• _Problem_:
Which lines in the items below contain the word "земельных"? Pull out every such line, matching case exactly.

• _Exercise materials_:

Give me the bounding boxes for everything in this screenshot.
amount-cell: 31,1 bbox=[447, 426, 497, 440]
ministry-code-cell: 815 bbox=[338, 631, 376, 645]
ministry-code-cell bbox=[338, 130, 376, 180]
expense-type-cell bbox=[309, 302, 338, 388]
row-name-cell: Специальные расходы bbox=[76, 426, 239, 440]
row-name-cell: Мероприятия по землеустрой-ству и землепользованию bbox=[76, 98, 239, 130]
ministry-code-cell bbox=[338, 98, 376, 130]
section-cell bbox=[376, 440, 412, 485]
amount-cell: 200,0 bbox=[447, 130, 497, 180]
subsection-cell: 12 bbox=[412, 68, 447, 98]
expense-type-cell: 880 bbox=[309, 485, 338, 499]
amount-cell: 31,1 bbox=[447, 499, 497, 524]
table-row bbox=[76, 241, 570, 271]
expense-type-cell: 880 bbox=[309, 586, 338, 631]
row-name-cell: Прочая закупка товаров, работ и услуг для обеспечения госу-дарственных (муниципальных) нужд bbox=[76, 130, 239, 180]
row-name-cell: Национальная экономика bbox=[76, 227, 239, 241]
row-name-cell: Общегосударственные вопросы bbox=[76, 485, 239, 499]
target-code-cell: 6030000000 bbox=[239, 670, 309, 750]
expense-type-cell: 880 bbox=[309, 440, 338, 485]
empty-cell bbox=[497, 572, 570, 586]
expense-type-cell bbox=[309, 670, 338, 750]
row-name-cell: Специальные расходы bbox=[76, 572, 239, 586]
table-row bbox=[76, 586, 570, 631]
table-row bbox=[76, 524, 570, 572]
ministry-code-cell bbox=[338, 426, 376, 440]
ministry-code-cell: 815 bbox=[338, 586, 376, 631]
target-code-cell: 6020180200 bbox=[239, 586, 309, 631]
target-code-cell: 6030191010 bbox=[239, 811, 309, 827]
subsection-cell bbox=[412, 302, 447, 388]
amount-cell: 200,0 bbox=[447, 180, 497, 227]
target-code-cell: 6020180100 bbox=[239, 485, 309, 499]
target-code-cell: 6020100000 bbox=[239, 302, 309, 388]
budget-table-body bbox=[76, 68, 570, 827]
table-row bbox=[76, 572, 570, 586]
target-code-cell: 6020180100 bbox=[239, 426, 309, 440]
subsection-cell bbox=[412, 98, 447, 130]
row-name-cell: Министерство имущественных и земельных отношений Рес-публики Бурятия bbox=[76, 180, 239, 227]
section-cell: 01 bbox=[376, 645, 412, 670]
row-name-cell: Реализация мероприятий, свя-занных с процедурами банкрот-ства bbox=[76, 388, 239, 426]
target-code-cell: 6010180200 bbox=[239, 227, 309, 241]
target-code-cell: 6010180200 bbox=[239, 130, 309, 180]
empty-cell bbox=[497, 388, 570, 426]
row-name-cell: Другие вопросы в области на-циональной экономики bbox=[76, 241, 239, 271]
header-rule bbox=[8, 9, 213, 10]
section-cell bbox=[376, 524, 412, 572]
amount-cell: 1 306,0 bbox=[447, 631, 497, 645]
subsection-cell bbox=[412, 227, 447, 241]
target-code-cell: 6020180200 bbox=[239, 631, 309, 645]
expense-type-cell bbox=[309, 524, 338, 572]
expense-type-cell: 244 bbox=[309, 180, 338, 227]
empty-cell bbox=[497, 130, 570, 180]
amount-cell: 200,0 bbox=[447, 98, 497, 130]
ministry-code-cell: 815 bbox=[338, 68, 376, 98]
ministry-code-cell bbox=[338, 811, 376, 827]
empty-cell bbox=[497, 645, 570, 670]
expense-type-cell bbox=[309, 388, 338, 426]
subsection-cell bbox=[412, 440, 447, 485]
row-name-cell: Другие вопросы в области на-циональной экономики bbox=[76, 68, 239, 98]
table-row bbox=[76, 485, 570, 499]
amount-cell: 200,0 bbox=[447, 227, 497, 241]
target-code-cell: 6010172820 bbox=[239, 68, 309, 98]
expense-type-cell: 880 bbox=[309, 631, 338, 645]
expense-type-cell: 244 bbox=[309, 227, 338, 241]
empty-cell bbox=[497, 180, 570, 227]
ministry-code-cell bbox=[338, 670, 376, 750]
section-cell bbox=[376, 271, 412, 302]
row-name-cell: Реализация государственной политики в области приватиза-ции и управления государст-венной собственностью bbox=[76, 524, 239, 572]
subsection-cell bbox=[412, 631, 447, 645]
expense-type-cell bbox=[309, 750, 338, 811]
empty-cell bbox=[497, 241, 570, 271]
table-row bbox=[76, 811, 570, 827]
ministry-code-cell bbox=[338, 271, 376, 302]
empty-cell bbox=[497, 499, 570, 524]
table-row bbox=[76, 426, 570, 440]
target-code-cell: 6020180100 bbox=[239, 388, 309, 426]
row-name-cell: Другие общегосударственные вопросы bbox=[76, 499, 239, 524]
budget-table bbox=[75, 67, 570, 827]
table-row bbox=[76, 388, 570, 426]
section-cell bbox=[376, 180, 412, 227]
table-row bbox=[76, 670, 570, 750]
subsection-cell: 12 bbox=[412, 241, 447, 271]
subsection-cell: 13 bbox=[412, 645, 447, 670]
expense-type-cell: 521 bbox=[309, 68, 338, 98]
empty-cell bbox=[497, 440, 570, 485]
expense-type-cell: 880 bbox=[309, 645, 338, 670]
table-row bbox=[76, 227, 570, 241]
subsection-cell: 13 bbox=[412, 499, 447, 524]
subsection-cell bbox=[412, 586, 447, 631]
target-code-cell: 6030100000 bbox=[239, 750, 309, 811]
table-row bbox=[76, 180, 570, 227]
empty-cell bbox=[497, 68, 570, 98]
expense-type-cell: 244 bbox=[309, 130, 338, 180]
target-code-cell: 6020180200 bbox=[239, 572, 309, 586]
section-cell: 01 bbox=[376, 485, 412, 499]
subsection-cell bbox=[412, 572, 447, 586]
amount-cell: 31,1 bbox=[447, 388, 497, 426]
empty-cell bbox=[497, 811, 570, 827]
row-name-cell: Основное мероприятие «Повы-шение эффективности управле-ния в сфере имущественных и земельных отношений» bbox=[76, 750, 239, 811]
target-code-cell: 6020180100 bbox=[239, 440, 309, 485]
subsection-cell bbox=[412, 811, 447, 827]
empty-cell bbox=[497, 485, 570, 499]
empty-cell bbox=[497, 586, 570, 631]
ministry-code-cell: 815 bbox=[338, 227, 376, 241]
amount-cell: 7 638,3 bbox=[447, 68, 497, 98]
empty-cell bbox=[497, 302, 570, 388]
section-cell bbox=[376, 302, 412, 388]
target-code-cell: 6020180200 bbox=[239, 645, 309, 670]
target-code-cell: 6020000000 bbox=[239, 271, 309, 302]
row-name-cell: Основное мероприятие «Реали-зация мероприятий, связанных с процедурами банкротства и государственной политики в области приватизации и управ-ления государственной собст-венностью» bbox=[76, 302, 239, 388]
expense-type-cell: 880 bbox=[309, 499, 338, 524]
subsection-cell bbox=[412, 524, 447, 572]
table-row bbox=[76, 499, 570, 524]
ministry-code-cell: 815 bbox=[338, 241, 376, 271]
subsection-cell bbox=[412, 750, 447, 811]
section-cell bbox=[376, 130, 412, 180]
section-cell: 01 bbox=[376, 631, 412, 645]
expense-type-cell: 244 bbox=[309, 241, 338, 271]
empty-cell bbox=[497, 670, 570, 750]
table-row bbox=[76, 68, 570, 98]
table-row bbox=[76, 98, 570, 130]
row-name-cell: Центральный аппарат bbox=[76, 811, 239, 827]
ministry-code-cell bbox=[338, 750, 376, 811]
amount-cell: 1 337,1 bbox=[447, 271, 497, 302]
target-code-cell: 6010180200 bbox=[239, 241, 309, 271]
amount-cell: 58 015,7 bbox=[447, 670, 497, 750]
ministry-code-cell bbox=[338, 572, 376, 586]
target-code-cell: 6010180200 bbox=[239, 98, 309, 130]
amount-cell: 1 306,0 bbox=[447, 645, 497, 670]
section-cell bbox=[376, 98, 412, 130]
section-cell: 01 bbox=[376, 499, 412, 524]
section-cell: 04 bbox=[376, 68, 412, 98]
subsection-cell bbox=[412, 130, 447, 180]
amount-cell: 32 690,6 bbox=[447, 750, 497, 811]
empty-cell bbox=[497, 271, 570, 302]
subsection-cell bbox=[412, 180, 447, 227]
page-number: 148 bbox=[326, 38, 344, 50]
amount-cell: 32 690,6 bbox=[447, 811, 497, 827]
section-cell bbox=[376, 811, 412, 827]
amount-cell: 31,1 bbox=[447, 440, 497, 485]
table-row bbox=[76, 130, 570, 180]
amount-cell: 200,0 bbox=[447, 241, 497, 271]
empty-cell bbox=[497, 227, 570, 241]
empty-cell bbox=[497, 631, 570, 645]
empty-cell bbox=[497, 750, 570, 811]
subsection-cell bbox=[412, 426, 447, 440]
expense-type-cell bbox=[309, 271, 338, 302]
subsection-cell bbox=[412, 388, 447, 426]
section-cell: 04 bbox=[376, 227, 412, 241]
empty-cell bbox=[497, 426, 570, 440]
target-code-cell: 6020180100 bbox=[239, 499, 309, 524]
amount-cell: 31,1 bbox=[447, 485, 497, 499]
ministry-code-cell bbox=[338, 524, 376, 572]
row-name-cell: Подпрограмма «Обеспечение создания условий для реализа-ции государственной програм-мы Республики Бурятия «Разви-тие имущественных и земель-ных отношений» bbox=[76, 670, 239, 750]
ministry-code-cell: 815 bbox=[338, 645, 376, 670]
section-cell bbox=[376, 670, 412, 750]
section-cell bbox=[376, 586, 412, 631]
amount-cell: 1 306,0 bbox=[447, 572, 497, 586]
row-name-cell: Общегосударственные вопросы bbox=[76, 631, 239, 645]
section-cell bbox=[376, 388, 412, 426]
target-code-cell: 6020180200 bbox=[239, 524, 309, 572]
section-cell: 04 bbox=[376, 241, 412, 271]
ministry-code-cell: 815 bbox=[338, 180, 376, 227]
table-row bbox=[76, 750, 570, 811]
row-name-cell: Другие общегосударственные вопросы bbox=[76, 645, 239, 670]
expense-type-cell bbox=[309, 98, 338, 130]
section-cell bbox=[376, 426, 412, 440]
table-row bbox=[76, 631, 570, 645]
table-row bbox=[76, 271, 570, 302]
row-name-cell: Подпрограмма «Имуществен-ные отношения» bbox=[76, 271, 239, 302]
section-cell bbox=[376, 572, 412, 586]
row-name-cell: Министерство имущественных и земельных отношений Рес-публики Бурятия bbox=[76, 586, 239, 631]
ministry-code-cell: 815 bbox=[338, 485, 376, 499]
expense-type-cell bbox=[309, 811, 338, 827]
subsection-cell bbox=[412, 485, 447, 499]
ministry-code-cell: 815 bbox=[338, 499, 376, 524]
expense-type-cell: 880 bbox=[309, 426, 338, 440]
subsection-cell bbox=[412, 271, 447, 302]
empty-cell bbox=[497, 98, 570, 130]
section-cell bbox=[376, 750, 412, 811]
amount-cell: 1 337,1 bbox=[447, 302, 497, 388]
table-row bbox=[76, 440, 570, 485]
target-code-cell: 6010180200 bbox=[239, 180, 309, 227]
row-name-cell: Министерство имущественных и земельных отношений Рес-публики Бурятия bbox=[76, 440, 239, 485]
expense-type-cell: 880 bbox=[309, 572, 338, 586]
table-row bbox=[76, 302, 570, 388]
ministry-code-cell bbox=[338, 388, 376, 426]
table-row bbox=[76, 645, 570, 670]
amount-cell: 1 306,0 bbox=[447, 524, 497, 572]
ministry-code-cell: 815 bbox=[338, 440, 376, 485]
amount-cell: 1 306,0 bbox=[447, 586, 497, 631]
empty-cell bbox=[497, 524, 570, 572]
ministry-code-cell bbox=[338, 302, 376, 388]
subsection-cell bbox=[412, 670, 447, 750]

• _Output_:
row-name-cell: Министерство имущественных и земельных отношений Рес-публики Бурятия bbox=[76, 180, 239, 227]
row-name-cell: Основное мероприятие «Повы-шение эффективности управле-ния в сфере имущественных и земельных отношений» bbox=[76, 750, 239, 811]
row-name-cell: Министерство имущественных и земельных отношений Рес-публики Бурятия bbox=[76, 586, 239, 631]
row-name-cell: Министерство имущественных и земельных отношений Рес-публики Бурятия bbox=[76, 440, 239, 485]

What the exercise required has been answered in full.